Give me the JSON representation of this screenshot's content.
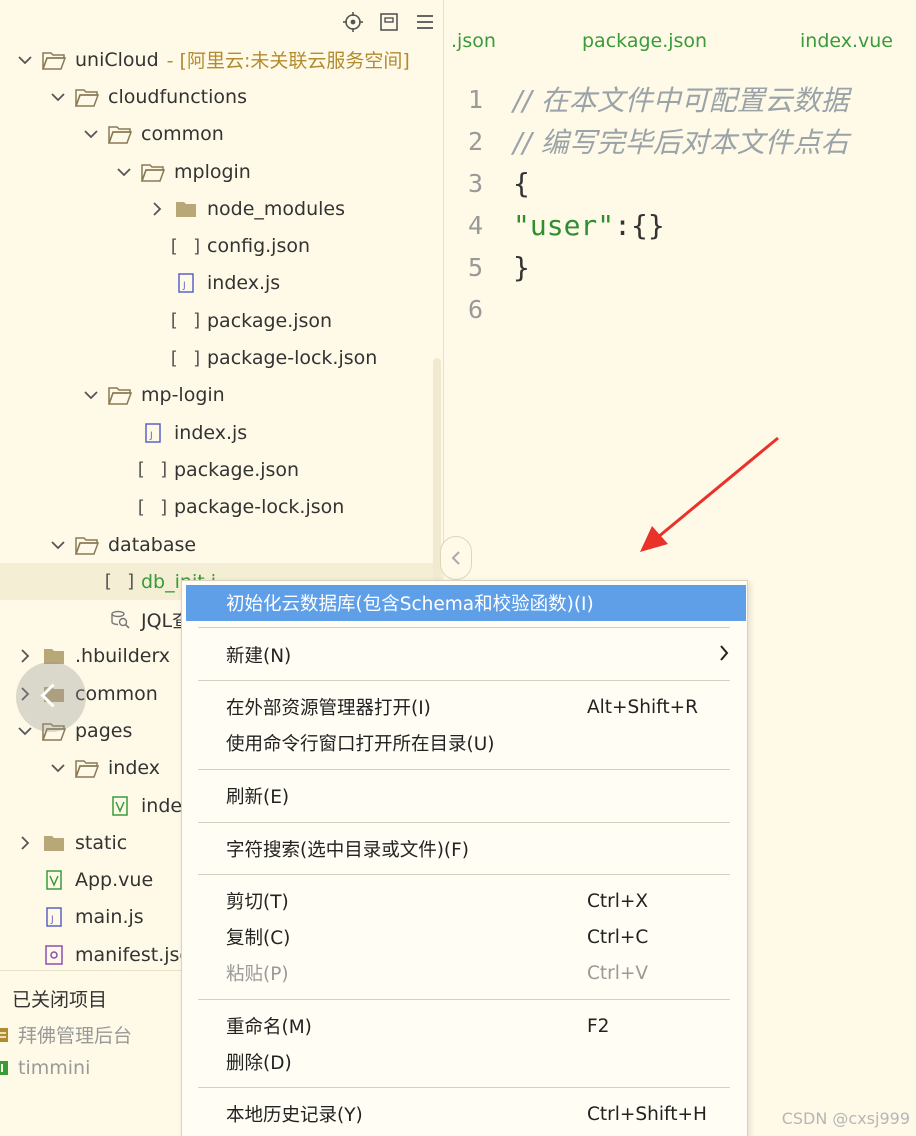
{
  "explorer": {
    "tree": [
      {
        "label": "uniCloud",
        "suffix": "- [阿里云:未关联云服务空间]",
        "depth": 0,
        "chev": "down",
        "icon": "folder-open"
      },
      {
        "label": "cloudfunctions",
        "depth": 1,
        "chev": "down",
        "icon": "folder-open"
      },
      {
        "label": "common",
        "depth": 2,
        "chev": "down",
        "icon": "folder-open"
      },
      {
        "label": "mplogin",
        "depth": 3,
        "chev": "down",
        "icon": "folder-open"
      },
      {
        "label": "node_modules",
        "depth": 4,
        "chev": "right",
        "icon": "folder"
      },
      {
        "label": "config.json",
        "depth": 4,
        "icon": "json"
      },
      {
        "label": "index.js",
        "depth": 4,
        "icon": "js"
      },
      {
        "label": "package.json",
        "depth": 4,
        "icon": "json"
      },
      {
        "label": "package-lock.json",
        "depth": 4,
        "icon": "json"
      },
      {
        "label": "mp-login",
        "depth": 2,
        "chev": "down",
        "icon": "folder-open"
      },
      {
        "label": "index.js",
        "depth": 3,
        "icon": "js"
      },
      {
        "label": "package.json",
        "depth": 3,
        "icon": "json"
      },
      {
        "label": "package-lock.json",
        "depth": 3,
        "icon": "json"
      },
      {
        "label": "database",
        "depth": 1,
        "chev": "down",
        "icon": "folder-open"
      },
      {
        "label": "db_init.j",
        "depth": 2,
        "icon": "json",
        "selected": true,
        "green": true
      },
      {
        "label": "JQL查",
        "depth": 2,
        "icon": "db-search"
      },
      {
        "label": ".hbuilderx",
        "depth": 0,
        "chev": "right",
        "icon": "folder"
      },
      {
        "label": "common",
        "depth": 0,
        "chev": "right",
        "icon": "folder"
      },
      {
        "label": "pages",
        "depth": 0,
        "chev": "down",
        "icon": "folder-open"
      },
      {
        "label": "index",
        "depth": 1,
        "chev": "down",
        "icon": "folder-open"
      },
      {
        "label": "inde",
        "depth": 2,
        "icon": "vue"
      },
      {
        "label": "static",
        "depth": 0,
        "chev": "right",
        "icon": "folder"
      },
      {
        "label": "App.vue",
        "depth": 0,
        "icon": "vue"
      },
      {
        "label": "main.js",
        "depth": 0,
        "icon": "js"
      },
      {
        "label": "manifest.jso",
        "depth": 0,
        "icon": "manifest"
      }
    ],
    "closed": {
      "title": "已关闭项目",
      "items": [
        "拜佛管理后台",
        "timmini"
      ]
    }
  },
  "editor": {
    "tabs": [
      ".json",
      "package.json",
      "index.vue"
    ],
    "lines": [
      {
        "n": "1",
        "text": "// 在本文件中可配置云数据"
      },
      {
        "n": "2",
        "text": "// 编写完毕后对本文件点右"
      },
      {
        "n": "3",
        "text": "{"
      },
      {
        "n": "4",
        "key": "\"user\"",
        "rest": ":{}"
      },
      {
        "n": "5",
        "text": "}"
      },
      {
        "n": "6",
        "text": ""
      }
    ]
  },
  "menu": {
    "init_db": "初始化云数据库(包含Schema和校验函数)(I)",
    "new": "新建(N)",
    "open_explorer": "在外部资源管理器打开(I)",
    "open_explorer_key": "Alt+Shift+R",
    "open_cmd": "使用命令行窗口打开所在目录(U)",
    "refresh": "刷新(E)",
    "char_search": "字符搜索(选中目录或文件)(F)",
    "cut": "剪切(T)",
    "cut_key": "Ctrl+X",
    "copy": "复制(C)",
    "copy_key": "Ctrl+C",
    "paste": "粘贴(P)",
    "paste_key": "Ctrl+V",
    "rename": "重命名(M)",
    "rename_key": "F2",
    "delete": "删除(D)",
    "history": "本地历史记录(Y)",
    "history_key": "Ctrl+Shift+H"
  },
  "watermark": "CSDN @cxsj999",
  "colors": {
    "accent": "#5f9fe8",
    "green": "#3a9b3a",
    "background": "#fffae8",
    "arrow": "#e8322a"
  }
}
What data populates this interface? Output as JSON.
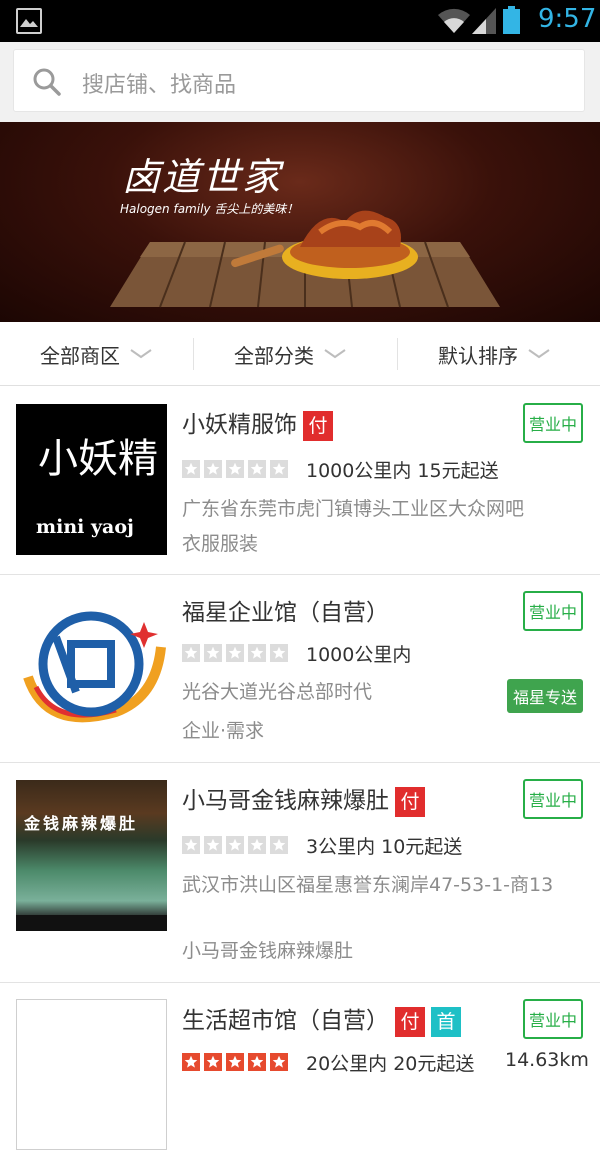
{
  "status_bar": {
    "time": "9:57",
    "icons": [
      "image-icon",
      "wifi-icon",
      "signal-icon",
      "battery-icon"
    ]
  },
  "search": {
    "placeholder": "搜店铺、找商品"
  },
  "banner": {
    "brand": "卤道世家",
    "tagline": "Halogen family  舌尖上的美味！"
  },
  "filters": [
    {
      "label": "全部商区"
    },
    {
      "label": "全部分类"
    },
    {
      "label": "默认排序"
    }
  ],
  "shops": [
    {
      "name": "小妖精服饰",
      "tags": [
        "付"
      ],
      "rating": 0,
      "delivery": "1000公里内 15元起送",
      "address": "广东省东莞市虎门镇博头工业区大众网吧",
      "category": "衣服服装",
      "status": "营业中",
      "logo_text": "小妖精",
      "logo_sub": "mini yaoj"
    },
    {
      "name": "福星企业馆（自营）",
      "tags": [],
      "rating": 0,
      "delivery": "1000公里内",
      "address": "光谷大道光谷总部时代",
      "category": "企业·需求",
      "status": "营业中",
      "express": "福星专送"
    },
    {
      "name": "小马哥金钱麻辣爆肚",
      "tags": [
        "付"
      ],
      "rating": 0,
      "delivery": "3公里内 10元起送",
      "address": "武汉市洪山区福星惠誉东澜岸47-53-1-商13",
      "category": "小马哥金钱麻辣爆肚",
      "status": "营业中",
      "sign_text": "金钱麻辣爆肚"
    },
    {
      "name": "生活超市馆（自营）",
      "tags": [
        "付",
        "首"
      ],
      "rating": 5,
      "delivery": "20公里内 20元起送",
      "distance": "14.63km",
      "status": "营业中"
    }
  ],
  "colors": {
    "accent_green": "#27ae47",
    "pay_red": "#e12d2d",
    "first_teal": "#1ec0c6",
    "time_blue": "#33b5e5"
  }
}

--------

_WHAT YOU WILL DO:_ Give only the number of lines that include the word "小马哥金钱麻辣爆肚".

_WORKED ANSWER:_ 2